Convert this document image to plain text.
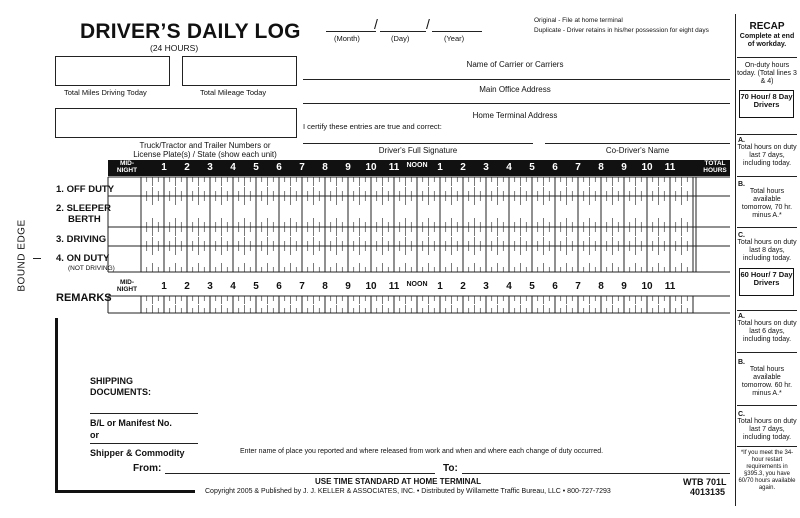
BOUND EDGE
DRIVER’S DAILY LOG
(24 HOURS)
/	/
(Month)	(Day)	(Year)
Original - File at home terminal
Duplicate - Driver retains in his/her possession for eight days
Total Miles Driving Today	Total Mileage Today
Name of Carrier or Carriers
Main Office Address
Home Terminal Address
I certify these entries are true and correct:
Truck/Tractor and Trailer Numbers or
License Plate(s) / State (show each unit)	Driver's Full Signature	Co-Driver's Name
MID-
NIGHT
TOTAL
HOURS
1	2	3	4	5	6	7	8	9	10	11	NOON 1	2	3	4	5	6	7	8	9	10	11
1. OFF DUTY
2. SLEEPER
BERTH
3. DRIVING
4. ON DUTY
(NOT DRIVING)
MID-
NIGHT	1	2	3	4	5	6	7	8	9	10	11	NOON 1	2	3	4	5	6	7	8	9	10	11
REMARKS
SHIPPING
DOCUMENTS:
B/L or Manifest No.
or
Shipper & Commodity	Enter name of place you reported and where released from work and when and where each change of duty occurred.
From:	To:
USE TIME STANDARD AT HOME TERMINAL
Copyright 2005 & Published by J. J. KELLER & ASSOCIATES, INC. • Distributed by Willamette Traffic Bureau, LLC • 800-727-7293
WTB 701L
4013135
RECAP
Complete at end of workday.
On-duty hours today. (Total lines 3 & 4)
70 Hour/ 8 Day Drivers
A.
Total hours on duty last 7 days, including today.
B.
Total hours available tomorrow, 70 hr. minus A.*
C.
Total hours on duty last 8 days, including today.
60 Hour/ 7 Day Drivers
A.
Total hours on duty last 6 days, including today.
B.
Total hours available tomorrow. 60 hr. minus A.*
C.
Total hours on duty last 7 days, including today.
*If you meet the 34-hour restart requirements in §395.3, you have 60/70 hours available again.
----------------------------------------
◆ Given problem
Transcribe every line in the entries above, taking out only the images.

◆ Complete answer
Convert this document image to plain text.
BOUND EDGE
DRIVER’S DAILY LOG
(24 HOURS)
/	/
(Month)	(Day)	(Year)
Original - File at home terminal
Duplicate - Driver retains in his/her possession for eight days
Total Miles Driving Today	Total Mileage Today
Name of Carrier or Carriers
Main Office Address
Home Terminal Address
I certify these entries are true and correct:
Truck/Tractor and Trailer Numbers or
License Plate(s) / State (show each unit)	Driver's Full Signature	Co-Driver's Name
MID-
NIGHT
TOTAL
HOURS
1	2	3	4	5	6	7	8	9	10	11	NOON 1	2	3	4	5	6	7	8	9	10	11
1. OFF DUTY
2. SLEEPER
BERTH
3. DRIVING
4. ON DUTY
(NOT DRIVING)
MID-
NIGHT	1	2	3	4	5	6	7	8	9	10	11	NOON 1	2	3	4	5	6	7	8	9	10	11
REMARKS
SHIPPING
DOCUMENTS:
B/L or Manifest No.
or
Shipper & Commodity	Enter name of place you reported and where released from work and when and where each change of duty occurred.
From:	To:
USE TIME STANDARD AT HOME TERMINAL
Copyright 2005 & Published by J. J. KELLER & ASSOCIATES, INC. • Distributed by Willamette Traffic Bureau, LLC • 800-727-7293
WTB 701L
4013135
RECAP
Complete at end of workday.
On-duty hours today. (Total lines 3 & 4)
70 Hour/ 8 Day Drivers
A.
Total hours on duty last 7 days, including today.
B.
Total hours available tomorrow, 70 hr. minus A.*
C.
Total hours on duty last 8 days, including today.
60 Hour/ 7 Day Drivers
A.
Total hours on duty last 6 days, including today.
B.
Total hours available tomorrow. 60 hr. minus A.*
C.
Total hours on duty last 7 days, including today.
*If you meet the 34-hour restart requirements in §395.3, you have 60/70 hours available again.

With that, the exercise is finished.